Task prompt
Scan the data beneath this task and copy each line that includes "title".

================

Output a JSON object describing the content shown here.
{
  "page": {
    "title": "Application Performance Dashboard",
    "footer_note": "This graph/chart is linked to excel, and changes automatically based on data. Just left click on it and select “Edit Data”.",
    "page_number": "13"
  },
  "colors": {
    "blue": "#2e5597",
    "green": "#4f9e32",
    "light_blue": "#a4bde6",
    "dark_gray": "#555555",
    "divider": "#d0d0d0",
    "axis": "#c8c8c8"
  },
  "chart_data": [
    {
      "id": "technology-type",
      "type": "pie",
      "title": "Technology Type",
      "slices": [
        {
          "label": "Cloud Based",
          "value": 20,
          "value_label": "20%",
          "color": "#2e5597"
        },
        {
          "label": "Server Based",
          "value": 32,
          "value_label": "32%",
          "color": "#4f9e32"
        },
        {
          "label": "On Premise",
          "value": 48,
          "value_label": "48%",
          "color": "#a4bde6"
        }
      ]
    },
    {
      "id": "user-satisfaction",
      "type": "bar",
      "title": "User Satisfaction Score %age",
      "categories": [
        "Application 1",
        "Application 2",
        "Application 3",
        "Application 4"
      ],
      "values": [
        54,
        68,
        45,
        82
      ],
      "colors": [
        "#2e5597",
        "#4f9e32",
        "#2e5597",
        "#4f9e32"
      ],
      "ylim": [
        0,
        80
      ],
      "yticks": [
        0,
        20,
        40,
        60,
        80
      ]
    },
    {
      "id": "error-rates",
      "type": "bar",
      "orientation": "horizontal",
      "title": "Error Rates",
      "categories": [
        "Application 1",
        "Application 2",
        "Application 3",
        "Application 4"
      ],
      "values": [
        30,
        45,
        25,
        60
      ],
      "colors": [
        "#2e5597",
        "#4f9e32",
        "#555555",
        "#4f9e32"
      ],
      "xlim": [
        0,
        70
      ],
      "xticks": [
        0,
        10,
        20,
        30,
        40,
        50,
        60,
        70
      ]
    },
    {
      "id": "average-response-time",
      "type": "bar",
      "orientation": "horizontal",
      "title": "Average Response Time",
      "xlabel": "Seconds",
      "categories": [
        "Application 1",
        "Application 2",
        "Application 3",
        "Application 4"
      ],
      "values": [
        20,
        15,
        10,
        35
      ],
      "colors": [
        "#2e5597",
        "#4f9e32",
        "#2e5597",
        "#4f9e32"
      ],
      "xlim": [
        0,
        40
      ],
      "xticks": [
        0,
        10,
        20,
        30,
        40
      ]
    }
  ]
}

================

Answer to the exercise
    "title": "Application Performance Dashboard",
      "title": "Technology Type",
      "title": "User Satisfaction Score %age",
      "title": "Error Rates",
      "title": "Average Response Time",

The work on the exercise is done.